• What you will do: The listing must be reproduced in full, exactly as it stands.

• Stored dataset items:
· · ·
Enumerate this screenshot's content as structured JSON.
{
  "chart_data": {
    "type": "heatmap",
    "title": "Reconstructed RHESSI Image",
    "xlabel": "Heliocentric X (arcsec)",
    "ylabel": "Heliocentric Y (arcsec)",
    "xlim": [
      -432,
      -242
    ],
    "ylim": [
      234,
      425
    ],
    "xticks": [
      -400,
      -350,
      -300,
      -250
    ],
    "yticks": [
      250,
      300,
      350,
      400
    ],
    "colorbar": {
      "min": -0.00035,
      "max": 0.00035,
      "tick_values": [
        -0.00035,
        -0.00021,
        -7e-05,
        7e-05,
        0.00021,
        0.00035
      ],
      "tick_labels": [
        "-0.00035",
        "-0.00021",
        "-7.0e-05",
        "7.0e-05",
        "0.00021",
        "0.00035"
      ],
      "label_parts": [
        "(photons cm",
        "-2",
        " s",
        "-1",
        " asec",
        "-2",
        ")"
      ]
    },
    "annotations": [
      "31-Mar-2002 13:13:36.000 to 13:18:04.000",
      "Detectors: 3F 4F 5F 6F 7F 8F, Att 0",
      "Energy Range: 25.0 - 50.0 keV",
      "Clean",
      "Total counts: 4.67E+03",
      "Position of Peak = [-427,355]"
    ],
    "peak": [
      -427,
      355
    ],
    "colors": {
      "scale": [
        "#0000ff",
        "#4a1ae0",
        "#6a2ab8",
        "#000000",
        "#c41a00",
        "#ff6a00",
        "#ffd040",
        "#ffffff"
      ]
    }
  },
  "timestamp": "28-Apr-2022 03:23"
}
· · ·
• Answer to the exercise:
Enumerate this screenshot's content as structured JSON.
{
  "chart_data": {
    "type": "heatmap",
    "title": "Reconstructed RHESSI Image",
    "xlabel": "Heliocentric X (arcsec)",
    "ylabel": "Heliocentric Y (arcsec)",
    "xlim": [
      -432,
      -242
    ],
    "ylim": [
      234,
      425
    ],
    "xticks": [
      -400,
      -350,
      -300,
      -250
    ],
    "yticks": [
      250,
      300,
      350,
      400
    ],
    "colorbar": {
      "min": -0.00035,
      "max": 0.00035,
      "tick_values": [
        -0.00035,
        -0.00021,
        -7e-05,
        7e-05,
        0.00021,
        0.00035
      ],
      "tick_labels": [
        "-0.00035",
        "-0.00021",
        "-7.0e-05",
        "7.0e-05",
        "0.00021",
        "0.00035"
      ],
      "label_parts": [
        "(photons cm",
        "-2",
        " s",
        "-1",
        " asec",
        "-2",
        ")"
      ]
    },
    "annotations": [
      "31-Mar-2002 13:13:36.000 to 13:18:04.000",
      "Detectors: 3F 4F 5F 6F 7F 8F, Att 0",
      "Energy Range: 25.0 - 50.0 keV",
      "Clean",
      "Total counts: 4.67E+03",
      "Position of Peak = [-427,355]"
    ],
    "peak": [
      -427,
      355
    ],
    "colors": {
      "scale": [
        "#0000ff",
        "#4a1ae0",
        "#6a2ab8",
        "#000000",
        "#c41a00",
        "#ff6a00",
        "#ffd040",
        "#ffffff"
      ]
    }
  },
  "timestamp": "28-Apr-2022 03:23"
}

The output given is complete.